>> START
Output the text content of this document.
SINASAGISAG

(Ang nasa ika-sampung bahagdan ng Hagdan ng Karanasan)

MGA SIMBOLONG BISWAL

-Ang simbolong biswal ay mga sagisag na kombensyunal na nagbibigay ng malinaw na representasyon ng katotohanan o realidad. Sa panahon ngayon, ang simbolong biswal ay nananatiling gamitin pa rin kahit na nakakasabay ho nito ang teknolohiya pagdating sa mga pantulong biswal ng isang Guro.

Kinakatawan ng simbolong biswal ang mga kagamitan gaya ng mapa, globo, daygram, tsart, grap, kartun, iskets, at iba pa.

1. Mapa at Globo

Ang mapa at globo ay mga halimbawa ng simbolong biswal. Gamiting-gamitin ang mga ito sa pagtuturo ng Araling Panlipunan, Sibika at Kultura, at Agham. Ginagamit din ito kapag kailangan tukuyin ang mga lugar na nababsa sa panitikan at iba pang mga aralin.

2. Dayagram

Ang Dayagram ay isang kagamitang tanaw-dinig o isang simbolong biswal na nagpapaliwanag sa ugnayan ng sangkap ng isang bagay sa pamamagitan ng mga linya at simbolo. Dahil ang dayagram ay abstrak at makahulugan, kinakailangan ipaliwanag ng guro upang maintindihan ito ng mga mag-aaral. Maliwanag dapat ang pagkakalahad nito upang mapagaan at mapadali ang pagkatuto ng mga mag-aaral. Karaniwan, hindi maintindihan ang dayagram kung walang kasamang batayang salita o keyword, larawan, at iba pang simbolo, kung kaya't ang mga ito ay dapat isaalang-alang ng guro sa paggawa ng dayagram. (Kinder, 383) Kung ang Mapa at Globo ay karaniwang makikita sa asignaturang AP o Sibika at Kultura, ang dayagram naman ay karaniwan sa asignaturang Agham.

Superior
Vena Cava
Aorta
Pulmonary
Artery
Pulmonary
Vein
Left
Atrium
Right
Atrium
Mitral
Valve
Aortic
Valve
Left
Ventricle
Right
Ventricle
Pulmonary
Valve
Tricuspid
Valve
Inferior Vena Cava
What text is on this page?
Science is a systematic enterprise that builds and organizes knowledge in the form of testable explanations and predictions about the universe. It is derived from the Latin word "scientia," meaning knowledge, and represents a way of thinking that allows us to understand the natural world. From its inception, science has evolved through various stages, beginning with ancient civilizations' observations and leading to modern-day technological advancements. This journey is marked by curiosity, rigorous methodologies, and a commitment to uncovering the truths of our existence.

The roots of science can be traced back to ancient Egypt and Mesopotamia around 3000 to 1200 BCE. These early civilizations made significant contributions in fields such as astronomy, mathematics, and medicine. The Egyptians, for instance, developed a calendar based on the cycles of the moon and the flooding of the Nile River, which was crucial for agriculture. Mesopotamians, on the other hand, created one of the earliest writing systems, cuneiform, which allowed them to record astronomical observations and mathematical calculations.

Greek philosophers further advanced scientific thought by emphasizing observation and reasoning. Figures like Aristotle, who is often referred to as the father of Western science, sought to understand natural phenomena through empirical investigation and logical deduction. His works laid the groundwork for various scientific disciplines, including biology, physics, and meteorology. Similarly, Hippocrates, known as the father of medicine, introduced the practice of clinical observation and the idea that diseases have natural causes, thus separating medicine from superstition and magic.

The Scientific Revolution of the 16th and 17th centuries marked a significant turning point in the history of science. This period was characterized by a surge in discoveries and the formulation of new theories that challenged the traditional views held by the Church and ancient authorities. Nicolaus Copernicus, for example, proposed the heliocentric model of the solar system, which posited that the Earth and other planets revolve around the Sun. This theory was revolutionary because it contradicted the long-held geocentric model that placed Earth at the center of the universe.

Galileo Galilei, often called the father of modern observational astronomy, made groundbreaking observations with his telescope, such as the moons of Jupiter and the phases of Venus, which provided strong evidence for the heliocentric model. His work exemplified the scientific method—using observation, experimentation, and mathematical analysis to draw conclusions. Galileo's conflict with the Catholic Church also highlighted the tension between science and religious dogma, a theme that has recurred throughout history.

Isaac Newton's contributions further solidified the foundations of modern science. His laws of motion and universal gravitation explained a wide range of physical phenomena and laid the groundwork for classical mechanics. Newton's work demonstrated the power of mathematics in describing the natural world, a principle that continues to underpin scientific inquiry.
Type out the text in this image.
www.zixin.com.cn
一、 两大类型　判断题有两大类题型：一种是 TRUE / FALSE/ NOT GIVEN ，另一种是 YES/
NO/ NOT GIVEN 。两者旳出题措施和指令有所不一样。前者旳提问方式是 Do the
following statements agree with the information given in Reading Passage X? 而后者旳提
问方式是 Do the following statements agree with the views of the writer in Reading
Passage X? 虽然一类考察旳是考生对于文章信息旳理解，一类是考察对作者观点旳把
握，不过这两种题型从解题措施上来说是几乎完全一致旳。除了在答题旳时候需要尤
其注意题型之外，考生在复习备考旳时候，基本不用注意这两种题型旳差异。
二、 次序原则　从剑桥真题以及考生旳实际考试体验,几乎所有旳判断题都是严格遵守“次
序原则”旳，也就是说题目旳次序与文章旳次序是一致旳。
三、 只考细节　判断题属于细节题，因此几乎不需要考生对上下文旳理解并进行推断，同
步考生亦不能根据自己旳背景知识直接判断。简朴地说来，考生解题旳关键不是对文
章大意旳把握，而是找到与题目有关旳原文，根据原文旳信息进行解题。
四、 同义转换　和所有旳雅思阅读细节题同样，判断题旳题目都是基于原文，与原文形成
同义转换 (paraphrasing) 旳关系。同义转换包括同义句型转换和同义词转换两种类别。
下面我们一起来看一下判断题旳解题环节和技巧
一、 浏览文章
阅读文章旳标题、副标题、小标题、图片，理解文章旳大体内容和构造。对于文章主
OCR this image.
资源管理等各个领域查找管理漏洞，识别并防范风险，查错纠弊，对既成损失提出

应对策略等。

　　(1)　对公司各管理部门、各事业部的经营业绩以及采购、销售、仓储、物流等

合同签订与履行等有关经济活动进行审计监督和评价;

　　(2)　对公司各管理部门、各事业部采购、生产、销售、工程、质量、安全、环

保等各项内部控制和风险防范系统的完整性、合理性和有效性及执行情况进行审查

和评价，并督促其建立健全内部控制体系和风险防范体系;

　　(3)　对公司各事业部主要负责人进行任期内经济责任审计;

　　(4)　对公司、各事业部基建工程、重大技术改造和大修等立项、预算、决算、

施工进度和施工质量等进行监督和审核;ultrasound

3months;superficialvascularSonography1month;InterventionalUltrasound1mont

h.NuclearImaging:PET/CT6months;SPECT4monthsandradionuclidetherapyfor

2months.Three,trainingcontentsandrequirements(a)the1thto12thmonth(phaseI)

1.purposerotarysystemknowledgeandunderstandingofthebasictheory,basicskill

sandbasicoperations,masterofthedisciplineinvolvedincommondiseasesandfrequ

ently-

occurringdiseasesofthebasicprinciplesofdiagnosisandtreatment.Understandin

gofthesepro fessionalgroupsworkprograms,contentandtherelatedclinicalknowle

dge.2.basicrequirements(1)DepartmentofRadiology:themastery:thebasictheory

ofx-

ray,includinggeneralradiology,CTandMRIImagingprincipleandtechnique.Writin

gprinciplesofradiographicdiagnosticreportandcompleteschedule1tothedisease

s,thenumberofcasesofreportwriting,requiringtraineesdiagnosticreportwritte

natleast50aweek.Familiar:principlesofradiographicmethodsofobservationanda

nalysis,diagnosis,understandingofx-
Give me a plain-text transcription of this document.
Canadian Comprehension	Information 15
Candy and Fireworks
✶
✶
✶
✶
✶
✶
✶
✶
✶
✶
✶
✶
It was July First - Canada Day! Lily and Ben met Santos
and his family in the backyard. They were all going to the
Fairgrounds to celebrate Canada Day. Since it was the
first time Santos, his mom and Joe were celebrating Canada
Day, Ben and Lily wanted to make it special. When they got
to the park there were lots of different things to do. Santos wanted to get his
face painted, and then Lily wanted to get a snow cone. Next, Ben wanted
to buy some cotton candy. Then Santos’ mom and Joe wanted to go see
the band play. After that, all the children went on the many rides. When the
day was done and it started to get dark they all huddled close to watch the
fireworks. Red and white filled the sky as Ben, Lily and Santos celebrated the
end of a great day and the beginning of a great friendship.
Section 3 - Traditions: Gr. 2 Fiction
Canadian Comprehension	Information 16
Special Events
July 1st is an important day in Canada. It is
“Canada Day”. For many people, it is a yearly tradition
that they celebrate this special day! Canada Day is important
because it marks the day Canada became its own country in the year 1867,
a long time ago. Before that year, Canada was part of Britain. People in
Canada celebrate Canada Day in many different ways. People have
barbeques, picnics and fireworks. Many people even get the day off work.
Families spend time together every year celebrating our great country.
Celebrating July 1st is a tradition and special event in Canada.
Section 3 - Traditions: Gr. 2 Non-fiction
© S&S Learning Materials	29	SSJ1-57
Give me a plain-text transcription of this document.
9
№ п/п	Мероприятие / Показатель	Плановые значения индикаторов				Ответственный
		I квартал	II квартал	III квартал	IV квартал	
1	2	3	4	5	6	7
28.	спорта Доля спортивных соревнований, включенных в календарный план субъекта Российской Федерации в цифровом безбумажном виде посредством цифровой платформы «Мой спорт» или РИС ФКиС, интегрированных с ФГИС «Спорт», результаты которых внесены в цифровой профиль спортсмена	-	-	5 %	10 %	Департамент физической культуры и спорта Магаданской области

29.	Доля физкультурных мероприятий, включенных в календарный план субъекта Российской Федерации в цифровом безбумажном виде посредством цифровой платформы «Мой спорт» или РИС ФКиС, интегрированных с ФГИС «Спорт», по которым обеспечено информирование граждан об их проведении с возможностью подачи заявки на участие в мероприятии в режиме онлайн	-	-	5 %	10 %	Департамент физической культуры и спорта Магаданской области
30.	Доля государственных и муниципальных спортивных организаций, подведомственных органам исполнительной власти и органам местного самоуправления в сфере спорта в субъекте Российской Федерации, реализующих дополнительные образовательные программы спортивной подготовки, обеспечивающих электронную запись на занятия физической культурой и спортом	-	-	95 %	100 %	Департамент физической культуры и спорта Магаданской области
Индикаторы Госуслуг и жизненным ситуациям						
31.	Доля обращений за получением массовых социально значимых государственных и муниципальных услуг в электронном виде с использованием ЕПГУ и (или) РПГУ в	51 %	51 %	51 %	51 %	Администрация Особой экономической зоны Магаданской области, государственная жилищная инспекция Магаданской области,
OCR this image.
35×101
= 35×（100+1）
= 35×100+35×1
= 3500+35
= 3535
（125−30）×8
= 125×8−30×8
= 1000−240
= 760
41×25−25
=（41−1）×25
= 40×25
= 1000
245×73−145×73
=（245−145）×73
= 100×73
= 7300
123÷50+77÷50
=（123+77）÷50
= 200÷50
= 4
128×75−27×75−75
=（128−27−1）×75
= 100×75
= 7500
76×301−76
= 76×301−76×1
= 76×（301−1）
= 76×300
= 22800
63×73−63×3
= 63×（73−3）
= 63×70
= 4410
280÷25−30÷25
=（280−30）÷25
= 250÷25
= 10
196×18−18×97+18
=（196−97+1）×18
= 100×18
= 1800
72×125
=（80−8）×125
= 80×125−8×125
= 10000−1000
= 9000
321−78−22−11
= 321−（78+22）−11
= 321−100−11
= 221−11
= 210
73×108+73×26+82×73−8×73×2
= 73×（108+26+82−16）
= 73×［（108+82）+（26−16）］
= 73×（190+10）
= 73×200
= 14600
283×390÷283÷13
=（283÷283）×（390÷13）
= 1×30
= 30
>> END
== What is required ==
Pull out each line holding the string "Passage".

== Result of this exercise ==
following statements agree with the information given in Reading Passage X? 而后者旳提
Passage X? 虽然一类考察旳是考生对于文章信息旳理解，一类是考察对作者观点旳把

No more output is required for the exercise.